(Dataset records)
-------
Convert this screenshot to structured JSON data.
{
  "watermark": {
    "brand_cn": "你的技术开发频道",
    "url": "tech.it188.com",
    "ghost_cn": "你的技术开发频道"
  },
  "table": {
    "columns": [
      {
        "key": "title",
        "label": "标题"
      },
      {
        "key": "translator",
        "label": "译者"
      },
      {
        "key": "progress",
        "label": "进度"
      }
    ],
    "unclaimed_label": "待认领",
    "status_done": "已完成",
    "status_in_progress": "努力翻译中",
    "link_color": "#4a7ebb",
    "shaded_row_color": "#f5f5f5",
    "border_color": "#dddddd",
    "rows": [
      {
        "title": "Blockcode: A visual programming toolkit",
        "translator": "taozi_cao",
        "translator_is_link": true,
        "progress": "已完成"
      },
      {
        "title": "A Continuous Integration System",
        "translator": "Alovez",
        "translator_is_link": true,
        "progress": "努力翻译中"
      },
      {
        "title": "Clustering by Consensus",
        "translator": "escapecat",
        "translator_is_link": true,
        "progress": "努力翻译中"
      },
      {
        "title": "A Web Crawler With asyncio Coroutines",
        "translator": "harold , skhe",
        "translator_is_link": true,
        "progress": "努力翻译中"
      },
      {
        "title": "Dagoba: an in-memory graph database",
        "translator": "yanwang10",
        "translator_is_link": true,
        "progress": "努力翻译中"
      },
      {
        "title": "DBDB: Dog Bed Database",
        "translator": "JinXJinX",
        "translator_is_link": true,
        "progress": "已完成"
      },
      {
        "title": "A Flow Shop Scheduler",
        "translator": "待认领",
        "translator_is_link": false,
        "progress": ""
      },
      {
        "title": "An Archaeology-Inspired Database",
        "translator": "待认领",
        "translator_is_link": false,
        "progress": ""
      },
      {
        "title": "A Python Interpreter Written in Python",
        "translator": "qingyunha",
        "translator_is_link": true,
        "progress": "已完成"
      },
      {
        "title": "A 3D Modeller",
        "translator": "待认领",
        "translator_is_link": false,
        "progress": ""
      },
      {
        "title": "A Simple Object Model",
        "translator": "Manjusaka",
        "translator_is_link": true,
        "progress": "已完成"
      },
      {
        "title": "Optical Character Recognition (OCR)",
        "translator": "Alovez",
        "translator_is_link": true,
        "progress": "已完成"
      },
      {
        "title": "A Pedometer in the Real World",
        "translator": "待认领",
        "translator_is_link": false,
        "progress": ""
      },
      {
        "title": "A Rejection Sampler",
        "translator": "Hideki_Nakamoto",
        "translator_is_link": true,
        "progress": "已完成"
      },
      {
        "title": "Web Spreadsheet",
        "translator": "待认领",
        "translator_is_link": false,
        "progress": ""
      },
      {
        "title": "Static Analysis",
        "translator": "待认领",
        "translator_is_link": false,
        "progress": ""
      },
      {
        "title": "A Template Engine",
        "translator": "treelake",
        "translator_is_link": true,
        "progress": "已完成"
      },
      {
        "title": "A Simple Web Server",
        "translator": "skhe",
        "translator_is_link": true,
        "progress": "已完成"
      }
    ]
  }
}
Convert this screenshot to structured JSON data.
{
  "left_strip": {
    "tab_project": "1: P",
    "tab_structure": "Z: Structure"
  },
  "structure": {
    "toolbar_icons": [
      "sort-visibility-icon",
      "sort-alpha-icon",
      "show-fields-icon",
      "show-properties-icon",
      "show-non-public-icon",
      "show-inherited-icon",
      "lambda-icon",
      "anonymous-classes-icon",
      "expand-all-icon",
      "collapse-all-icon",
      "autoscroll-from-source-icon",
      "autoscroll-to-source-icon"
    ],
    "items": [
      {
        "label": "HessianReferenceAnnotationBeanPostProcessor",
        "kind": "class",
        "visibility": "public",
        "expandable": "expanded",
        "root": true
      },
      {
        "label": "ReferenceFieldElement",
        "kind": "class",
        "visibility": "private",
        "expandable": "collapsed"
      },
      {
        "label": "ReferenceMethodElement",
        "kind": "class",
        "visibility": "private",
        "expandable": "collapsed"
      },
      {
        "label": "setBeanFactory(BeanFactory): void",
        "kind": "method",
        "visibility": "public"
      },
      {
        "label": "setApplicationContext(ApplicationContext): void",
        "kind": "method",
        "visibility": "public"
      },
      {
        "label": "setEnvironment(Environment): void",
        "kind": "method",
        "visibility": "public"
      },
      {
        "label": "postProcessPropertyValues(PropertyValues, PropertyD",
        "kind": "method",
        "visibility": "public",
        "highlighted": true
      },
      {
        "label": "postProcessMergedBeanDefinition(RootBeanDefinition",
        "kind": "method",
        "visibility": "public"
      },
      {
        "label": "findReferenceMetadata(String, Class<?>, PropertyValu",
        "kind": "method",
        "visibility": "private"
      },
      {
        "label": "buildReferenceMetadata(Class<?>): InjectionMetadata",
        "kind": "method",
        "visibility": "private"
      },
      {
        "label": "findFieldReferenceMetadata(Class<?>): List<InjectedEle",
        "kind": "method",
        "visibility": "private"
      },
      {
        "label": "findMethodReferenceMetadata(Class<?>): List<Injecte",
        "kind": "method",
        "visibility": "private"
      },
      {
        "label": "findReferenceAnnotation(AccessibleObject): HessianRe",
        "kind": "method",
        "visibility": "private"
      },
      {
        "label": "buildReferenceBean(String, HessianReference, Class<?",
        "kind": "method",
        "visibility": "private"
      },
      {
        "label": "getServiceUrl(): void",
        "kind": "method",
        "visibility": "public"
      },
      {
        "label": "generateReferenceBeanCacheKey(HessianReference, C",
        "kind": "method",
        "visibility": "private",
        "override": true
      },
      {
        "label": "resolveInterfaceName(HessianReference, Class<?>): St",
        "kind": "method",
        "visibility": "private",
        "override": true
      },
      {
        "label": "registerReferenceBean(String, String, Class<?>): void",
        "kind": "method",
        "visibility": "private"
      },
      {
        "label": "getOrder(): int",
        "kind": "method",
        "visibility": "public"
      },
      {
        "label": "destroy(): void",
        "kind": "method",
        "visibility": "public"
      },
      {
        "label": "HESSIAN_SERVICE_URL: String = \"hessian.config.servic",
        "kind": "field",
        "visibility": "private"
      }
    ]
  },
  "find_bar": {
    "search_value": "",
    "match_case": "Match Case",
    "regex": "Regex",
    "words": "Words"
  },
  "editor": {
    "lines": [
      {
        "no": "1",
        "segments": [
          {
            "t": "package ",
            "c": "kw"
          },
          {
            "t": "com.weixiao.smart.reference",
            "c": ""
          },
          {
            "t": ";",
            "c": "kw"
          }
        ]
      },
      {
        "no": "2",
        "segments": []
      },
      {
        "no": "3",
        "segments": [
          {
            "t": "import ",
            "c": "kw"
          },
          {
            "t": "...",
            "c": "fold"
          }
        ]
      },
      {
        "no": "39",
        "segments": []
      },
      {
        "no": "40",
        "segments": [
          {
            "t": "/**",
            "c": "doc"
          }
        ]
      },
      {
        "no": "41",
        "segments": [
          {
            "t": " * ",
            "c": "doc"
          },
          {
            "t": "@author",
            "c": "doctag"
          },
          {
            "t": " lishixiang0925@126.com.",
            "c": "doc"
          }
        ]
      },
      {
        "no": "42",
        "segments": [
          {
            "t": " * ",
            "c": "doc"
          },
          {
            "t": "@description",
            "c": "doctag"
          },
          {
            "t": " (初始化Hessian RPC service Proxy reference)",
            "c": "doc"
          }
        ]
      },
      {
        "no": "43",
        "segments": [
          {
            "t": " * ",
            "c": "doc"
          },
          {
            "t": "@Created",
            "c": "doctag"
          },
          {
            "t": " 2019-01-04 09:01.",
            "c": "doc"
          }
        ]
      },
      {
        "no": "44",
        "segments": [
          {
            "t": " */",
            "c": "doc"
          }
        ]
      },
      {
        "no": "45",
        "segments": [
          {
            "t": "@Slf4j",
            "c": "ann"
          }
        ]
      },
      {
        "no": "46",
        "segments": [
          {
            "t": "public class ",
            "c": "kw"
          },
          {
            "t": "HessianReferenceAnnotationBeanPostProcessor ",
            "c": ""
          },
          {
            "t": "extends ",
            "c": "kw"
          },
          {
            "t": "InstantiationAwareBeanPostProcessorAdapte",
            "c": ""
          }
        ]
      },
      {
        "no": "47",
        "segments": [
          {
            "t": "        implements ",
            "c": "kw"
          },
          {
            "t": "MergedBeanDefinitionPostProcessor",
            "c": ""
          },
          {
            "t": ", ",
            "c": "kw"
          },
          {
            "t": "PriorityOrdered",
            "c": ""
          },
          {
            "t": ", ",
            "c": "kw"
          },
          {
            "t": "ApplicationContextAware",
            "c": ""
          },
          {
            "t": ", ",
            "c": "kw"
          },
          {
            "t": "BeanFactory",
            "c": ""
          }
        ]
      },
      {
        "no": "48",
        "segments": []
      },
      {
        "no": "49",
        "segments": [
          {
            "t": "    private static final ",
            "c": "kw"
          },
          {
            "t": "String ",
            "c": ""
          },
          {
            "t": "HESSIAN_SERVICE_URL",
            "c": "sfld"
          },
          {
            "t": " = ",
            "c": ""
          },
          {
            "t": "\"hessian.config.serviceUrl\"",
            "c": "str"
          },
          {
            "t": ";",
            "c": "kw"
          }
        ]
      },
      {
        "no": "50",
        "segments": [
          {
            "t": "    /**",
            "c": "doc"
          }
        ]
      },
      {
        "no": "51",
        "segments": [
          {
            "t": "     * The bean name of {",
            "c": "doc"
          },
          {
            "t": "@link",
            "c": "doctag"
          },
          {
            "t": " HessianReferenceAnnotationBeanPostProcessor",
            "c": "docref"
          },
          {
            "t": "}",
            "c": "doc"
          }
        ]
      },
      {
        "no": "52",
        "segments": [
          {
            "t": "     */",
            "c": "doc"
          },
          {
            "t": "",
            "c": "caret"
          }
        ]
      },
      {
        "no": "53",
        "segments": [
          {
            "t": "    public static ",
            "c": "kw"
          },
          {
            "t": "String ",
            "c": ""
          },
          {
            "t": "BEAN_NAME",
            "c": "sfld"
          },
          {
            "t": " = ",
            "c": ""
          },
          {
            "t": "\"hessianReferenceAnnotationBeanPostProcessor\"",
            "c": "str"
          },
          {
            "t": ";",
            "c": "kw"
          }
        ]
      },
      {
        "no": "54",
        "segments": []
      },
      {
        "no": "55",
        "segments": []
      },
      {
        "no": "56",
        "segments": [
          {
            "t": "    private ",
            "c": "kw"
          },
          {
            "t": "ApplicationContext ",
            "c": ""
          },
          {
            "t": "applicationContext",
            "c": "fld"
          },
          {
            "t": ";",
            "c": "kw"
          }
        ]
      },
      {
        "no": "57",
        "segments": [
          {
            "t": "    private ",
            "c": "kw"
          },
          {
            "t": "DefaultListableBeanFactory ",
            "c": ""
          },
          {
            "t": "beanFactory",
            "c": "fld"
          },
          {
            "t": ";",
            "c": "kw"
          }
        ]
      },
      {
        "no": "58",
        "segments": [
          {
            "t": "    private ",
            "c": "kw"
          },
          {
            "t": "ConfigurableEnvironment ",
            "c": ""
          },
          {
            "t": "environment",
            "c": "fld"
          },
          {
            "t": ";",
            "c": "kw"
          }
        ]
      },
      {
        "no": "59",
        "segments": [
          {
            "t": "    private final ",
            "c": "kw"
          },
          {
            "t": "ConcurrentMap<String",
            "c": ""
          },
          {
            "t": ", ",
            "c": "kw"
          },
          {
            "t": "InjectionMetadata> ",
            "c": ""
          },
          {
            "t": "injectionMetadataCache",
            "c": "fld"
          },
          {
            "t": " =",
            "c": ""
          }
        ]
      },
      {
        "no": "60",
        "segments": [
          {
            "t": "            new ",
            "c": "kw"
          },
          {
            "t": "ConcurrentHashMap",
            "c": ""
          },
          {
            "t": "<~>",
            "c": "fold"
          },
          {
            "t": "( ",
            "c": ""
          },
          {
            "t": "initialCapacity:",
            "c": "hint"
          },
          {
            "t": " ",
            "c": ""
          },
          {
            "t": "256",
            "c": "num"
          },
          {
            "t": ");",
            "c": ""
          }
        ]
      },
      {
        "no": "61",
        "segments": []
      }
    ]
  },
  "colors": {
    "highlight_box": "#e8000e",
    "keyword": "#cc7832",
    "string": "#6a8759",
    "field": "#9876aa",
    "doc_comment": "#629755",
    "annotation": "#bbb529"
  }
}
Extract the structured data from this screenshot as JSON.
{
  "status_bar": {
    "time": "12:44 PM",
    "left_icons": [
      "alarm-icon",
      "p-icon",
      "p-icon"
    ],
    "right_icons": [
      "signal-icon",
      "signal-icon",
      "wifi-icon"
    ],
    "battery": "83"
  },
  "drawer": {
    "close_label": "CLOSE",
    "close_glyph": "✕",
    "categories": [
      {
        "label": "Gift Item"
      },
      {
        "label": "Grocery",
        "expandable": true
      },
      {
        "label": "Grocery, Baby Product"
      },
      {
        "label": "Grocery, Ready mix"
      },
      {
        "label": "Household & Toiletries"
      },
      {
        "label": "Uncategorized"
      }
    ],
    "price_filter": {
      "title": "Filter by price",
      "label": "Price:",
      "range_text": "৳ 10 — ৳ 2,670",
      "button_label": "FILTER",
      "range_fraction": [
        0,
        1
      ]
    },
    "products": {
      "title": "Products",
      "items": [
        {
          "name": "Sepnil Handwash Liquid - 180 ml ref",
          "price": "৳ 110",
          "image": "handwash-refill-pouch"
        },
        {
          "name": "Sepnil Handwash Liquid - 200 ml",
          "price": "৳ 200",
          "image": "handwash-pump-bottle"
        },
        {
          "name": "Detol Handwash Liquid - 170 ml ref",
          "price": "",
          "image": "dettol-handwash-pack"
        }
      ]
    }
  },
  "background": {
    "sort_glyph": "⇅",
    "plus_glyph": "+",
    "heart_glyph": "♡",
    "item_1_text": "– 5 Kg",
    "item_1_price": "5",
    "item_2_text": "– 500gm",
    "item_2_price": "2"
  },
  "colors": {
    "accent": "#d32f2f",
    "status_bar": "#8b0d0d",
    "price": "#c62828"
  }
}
-------
*Written request*
From the entries above, copy each line holding "final".

*Task output*
            "t": "    private static final ",
            "t": "    private final ",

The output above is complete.